__Required work__: Please find the lines in the following records that hold "Kupffer", and copy them.

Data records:
▼
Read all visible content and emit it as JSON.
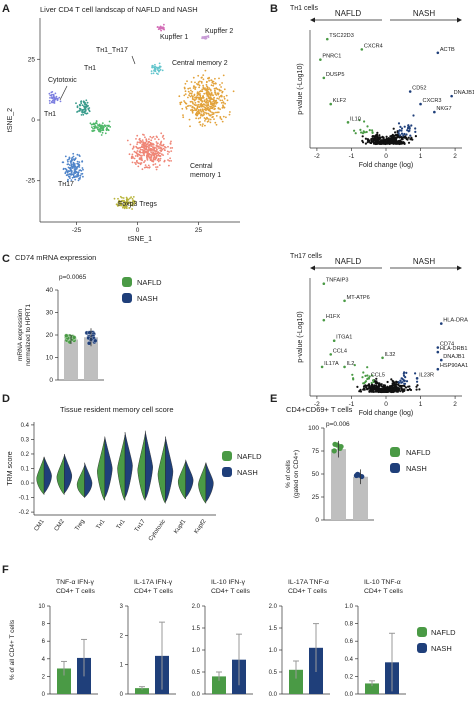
{
  "panel_letters": [
    "A",
    "B",
    "C",
    "D",
    "E",
    "F"
  ],
  "colors": {
    "nafld": "#4a9a45",
    "nash": "#1f3f7a",
    "up": "#1f3f7a",
    "down": "#4a9a45",
    "ns": "#111111",
    "bar": "#bfbfbf"
  },
  "chart_data": [
    {
      "panel": "A",
      "type": "scatter",
      "title": "Liver CD4 T cell landscap of NAFLD and NASH",
      "xlabel": "tSNE_1",
      "ylabel": "tSNE_2",
      "xlim": [
        -40,
        42
      ],
      "ylim": [
        -42,
        42
      ],
      "xticks": [
        -25,
        0,
        25
      ],
      "yticks": [
        -25,
        0,
        25
      ],
      "clusters": [
        {
          "label": "Kupffer 1",
          "color": "#d36db7",
          "cx": 10,
          "cy": 38
        },
        {
          "label": "Kupffer 2",
          "color": "#c89bd6",
          "cx": 28,
          "cy": 34
        },
        {
          "label": "Cytotoxic",
          "color": "#7c7fe0",
          "cx": -34,
          "cy": 9
        },
        {
          "label": "TH1",
          "color": "#3a9c8c",
          "cx": -22,
          "cy": 5
        },
        {
          "label": "TH1_TH17",
          "color": "#63c5cc",
          "cx": 8,
          "cy": 21
        },
        {
          "label": "Central memory 2",
          "color": "#e2a23a",
          "cx": 28,
          "cy": 8
        },
        {
          "label": "TH1",
          "color": "#4fb86a",
          "cx": -15,
          "cy": -3
        },
        {
          "label": "TH17",
          "color": "#4f84c9",
          "cx": -26,
          "cy": -20
        },
        {
          "label": "Central memory 1",
          "color": "#ef8677",
          "cx": 5,
          "cy": -13
        },
        {
          "label": "Foxp3 Tregs",
          "color": "#b8b43a",
          "cx": -5,
          "cy": -34
        }
      ],
      "cluster_label_text": {
        "kupffer1": "Kupffer 1",
        "kupffer2": "Kupffer 2",
        "cytotoxic": "Cytotoxic",
        "th1_th17": "Tн1_Tн17",
        "th1_top": "Tн1",
        "th1_left": "Tн1",
        "cm2": "Central memory 2",
        "th17": "Tн17",
        "cm1_a": "Central",
        "cm1_b": "memory 1",
        "tregs": "Foxp3 Tregs"
      }
    },
    {
      "panel": "B",
      "type": "scatter",
      "title": "Tн1 cells",
      "xlabel": "Fold change (log)",
      "ylabel": "p-value (-Log10)",
      "xlim": [
        -2.2,
        2.2
      ],
      "xticks": [
        -2,
        -1,
        0,
        1,
        2
      ],
      "arrow_labels": [
        "NAFLD",
        "NASH"
      ],
      "labeled_genes": [
        {
          "gene": "TSC22D3",
          "x": -1.7,
          "y": 9.2,
          "group": "down"
        },
        {
          "gene": "PNRC1",
          "x": -1.9,
          "y": 7.4,
          "group": "down"
        },
        {
          "gene": "CXCR4",
          "x": -0.7,
          "y": 8.3,
          "group": "down"
        },
        {
          "gene": "DUSP5",
          "x": -1.8,
          "y": 5.8,
          "group": "down"
        },
        {
          "gene": "KLF2",
          "x": -1.6,
          "y": 3.5,
          "group": "down"
        },
        {
          "gene": "IL10",
          "x": -1.1,
          "y": 1.9,
          "group": "down"
        },
        {
          "gene": "ACTB",
          "x": 1.5,
          "y": 8.0,
          "group": "up"
        },
        {
          "gene": "CD52",
          "x": 0.7,
          "y": 4.6,
          "group": "up"
        },
        {
          "gene": "CXCR3",
          "x": 1.0,
          "y": 3.5,
          "group": "up"
        },
        {
          "gene": "DNAJB1",
          "x": 1.9,
          "y": 4.2,
          "group": "up"
        },
        {
          "gene": "NKG7",
          "x": 1.4,
          "y": 2.8,
          "group": "up"
        }
      ]
    },
    {
      "panel": "B",
      "type": "scatter",
      "title": "Tн17 cells",
      "xlabel": "Fold change (log)",
      "ylabel": "p-value (-Log10)",
      "xlim": [
        -2.2,
        2.2
      ],
      "xticks": [
        -2,
        -1,
        0,
        1,
        2
      ],
      "arrow_labels": [
        "NAFLD",
        "NASH"
      ],
      "labeled_genes": [
        {
          "gene": "TNFAIP3",
          "x": -1.8,
          "y": 9.5,
          "group": "down"
        },
        {
          "gene": "MT-ATP6",
          "x": -1.2,
          "y": 8.0,
          "group": "down"
        },
        {
          "gene": "H1FX",
          "x": -1.8,
          "y": 6.3,
          "group": "down"
        },
        {
          "gene": "ITGA1",
          "x": -1.5,
          "y": 4.5,
          "group": "down"
        },
        {
          "gene": "CCL4",
          "x": -1.6,
          "y": 3.3,
          "group": "down"
        },
        {
          "gene": "IL17A",
          "x": -1.85,
          "y": 2.2,
          "group": "down"
        },
        {
          "gene": "IL2",
          "x": -1.2,
          "y": 2.2,
          "group": "down"
        },
        {
          "gene": "IL32",
          "x": -0.1,
          "y": 3.0,
          "group": "down"
        },
        {
          "gene": "CCL5",
          "x": -0.5,
          "y": 1.2,
          "group": "down"
        },
        {
          "gene": "HLA-DRA",
          "x": 1.6,
          "y": 6.0,
          "group": "up"
        },
        {
          "gene": "CD74",
          "x": 1.5,
          "y": 3.9,
          "group": "up"
        },
        {
          "gene": "HLA-DRB1",
          "x": 1.5,
          "y": 3.5,
          "group": "up"
        },
        {
          "gene": "DNAJB1",
          "x": 1.6,
          "y": 2.8,
          "group": "up"
        },
        {
          "gene": "HSP90AA1",
          "x": 1.5,
          "y": 2.0,
          "group": "up"
        },
        {
          "gene": "IL23R",
          "x": 0.9,
          "y": 1.2,
          "group": "up"
        }
      ]
    },
    {
      "panel": "C",
      "type": "bar",
      "title": "CD74 mRNA expression",
      "ylabel_lines": [
        "mRNA expression",
        "normalized to HPRT1"
      ],
      "ylim": [
        0,
        40
      ],
      "yticks": [
        0,
        10,
        20,
        30,
        40
      ],
      "categories": [
        "NAFLD",
        "NASH"
      ],
      "values": [
        18,
        19
      ],
      "error": [
        2,
        4
      ],
      "pvalue": "p=0.0065"
    },
    {
      "panel": "D",
      "type": "violin",
      "title": "Tissue resident memory cell score",
      "ylabel": "TRM score",
      "ylim": [
        -0.22,
        0.42
      ],
      "yticks": [
        -0.2,
        -0.1,
        0.0,
        0.1,
        0.2,
        0.3,
        0.4
      ],
      "categories": [
        "CM1",
        "CM2",
        "Treg",
        "Tн1",
        "Tн1",
        "Tн17",
        "Cytotoxic",
        "Kupf1",
        "Kupf2"
      ],
      "series": [
        {
          "name": "NAFLD",
          "max": [
            0.18,
            0.19,
            0.12,
            0.31,
            0.33,
            0.34,
            0.3,
            0.15,
            0.14
          ],
          "min": [
            -0.08,
            -0.08,
            -0.1,
            -0.12,
            -0.12,
            -0.12,
            -0.14,
            -0.11,
            -0.14
          ],
          "median": [
            0.03,
            0.04,
            -0.01,
            0.08,
            0.1,
            0.09,
            0.06,
            0.01,
            -0.01
          ]
        },
        {
          "name": "NASH",
          "max": [
            0.18,
            0.2,
            0.14,
            0.32,
            0.35,
            0.36,
            0.32,
            0.16,
            0.14
          ],
          "min": [
            -0.07,
            -0.07,
            -0.1,
            -0.1,
            -0.1,
            -0.11,
            -0.13,
            -0.1,
            -0.13
          ],
          "median": [
            0.05,
            0.05,
            0.0,
            0.1,
            0.12,
            0.11,
            0.08,
            0.02,
            0.0
          ]
        }
      ]
    },
    {
      "panel": "E",
      "type": "bar",
      "title": "CD4+CD69+ T cells",
      "ylabel_lines": [
        "% of cells",
        "(gated on CD4+)"
      ],
      "ylim": [
        0,
        100
      ],
      "yticks": [
        0,
        25,
        50,
        75,
        100
      ],
      "categories": [
        "NAFLD",
        "NASH"
      ],
      "values": [
        77,
        47
      ],
      "error": [
        9,
        8
      ],
      "pvalue": "p=0.006"
    },
    {
      "panel": "F",
      "type": "bar",
      "ylabel": "% of all CD4+ T cells",
      "series_names": [
        "NAFLD",
        "NASH"
      ],
      "subplots": [
        {
          "title_lines": [
            "TNF-α IFN-γ",
            "CD4+ T cells"
          ],
          "ylim": [
            0,
            10
          ],
          "yticks": [
            0,
            2,
            4,
            6,
            8,
            10
          ],
          "values": [
            2.9,
            4.1
          ],
          "error": [
            0.8,
            2.1
          ]
        },
        {
          "title_lines": [
            "IL-17A IFN-γ",
            "CD4+ T cells"
          ],
          "ylim": [
            0,
            3
          ],
          "yticks": [
            0,
            1,
            2,
            3
          ],
          "values": [
            0.2,
            1.3
          ],
          "error": [
            0.05,
            1.15
          ]
        },
        {
          "title_lines": [
            "IL-10 IFN-γ",
            "CD4+ T cells"
          ],
          "ylim": [
            0,
            2
          ],
          "yticks": [
            0.0,
            0.5,
            1.0,
            1.5,
            2.0
          ],
          "values": [
            0.4,
            0.78
          ],
          "error": [
            0.1,
            0.58
          ]
        },
        {
          "title_lines": [
            "IL-17A TNF-α",
            "CD4+ T cells"
          ],
          "ylim": [
            0,
            2
          ],
          "yticks": [
            0.0,
            0.5,
            1.0,
            1.5,
            2.0
          ],
          "values": [
            0.55,
            1.05
          ],
          "error": [
            0.2,
            0.55
          ]
        },
        {
          "title_lines": [
            "IL-10 TNF-α",
            "CD4+ T cells"
          ],
          "ylim": [
            0,
            1
          ],
          "yticks": [
            0.0,
            0.2,
            0.4,
            0.6,
            0.8,
            1.0
          ],
          "values": [
            0.12,
            0.36
          ],
          "error": [
            0.03,
            0.33
          ]
        }
      ]
    }
  ]
}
▲
__Result__:
          "label": "Kupffer 1",
          "label": "Kupffer 2",
        "kupffer1": "Kupffer 1",
        "kupffer2": "Kupffer 2",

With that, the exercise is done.